The request: Give the number of lines that include the word "ablukayı", and nothing else.

Information shown:
[BEGIN]

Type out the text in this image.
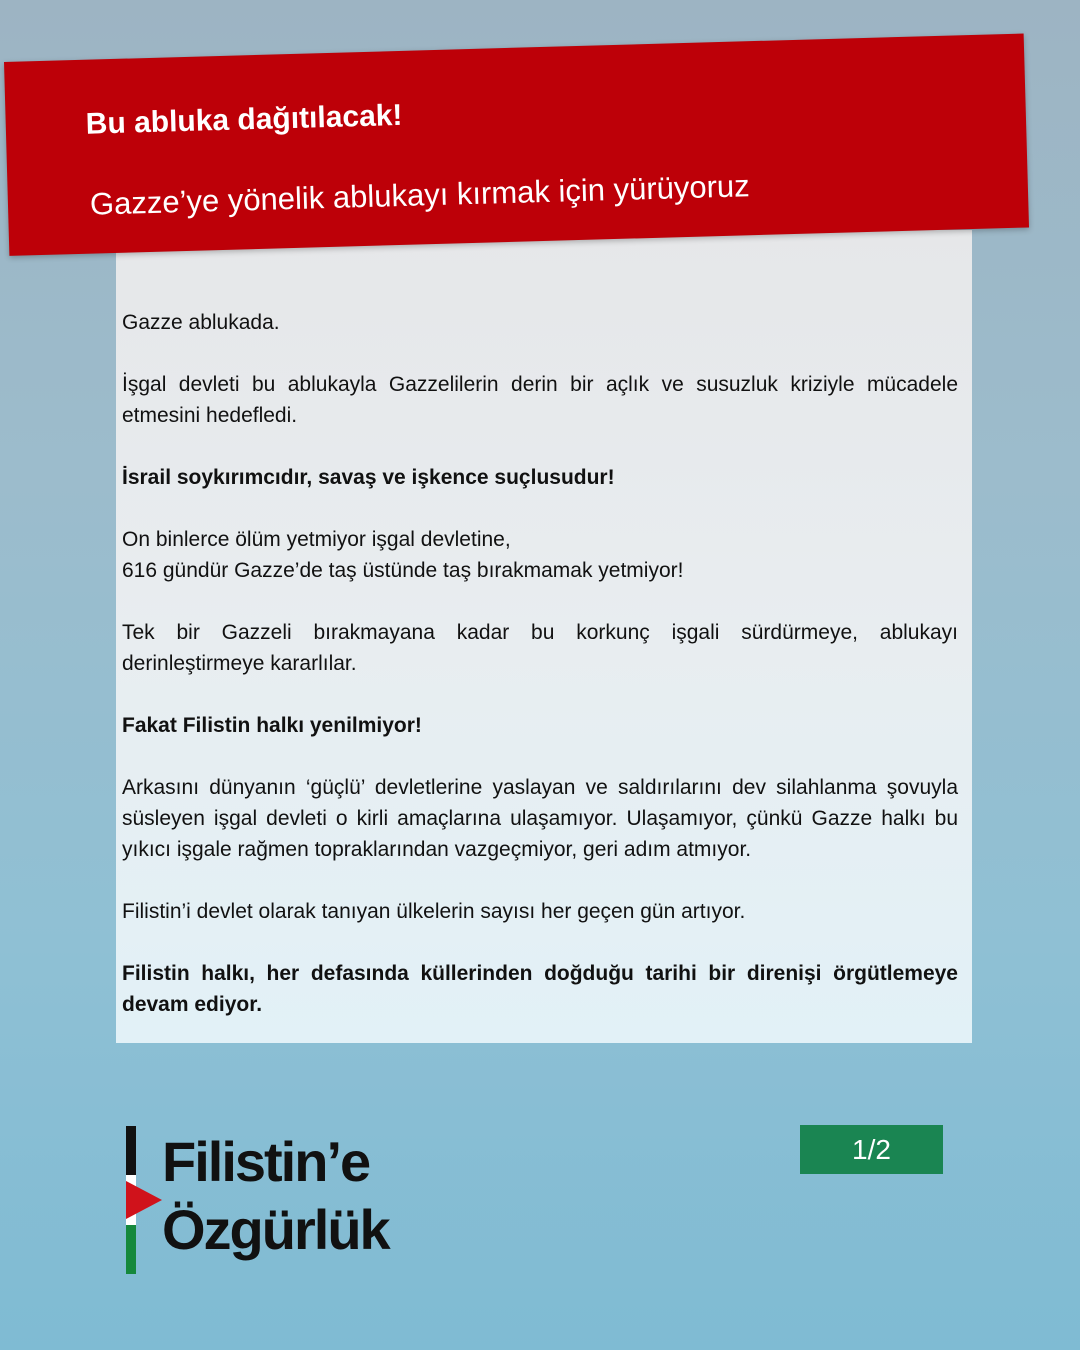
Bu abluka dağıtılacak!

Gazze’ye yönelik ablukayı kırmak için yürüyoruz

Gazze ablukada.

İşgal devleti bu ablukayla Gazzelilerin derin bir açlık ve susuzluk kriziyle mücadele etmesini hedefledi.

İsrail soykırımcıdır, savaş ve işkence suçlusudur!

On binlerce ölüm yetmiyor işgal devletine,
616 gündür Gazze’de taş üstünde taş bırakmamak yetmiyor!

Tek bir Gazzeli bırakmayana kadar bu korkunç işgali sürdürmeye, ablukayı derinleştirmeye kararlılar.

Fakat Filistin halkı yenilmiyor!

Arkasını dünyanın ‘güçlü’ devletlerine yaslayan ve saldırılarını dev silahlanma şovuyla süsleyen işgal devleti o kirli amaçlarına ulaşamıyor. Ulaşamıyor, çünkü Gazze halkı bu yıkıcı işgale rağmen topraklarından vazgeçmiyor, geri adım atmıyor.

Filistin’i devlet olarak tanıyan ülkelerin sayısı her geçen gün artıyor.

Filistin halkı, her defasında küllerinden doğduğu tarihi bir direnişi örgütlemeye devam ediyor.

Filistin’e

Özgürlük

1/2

[END]
[BEGIN]

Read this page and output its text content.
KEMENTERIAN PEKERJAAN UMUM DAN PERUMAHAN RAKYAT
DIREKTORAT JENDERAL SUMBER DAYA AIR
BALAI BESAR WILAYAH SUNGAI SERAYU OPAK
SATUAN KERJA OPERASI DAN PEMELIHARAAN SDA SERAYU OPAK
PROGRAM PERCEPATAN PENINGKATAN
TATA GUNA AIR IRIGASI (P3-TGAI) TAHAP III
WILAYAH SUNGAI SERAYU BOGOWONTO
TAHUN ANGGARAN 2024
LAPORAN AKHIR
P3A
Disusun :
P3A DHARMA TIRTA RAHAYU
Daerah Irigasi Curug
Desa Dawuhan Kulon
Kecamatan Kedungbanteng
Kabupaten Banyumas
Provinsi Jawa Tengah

[END]

Reply: 2